== Given task ==
Give the number of lines in the listing that hold the word "Americans". Write nothing but that number.

== Exercise inputs ==
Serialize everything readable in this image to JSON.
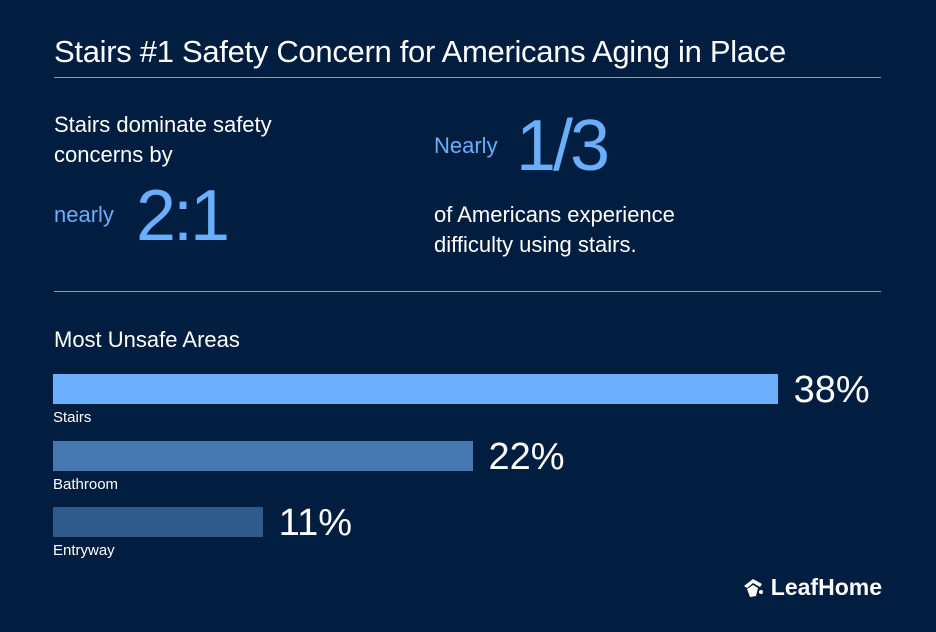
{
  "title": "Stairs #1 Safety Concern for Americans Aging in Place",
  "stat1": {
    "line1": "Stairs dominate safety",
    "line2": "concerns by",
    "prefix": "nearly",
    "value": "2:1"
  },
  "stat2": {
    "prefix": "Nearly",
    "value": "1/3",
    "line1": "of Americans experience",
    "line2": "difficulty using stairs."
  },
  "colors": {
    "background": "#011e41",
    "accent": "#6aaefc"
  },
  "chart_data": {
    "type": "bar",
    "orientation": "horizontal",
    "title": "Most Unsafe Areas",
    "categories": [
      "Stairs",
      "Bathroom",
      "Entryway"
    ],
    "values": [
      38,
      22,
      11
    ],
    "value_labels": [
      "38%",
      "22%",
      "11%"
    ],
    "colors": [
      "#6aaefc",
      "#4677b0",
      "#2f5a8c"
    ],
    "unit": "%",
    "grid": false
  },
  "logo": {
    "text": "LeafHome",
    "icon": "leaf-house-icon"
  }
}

== Solution below ==
2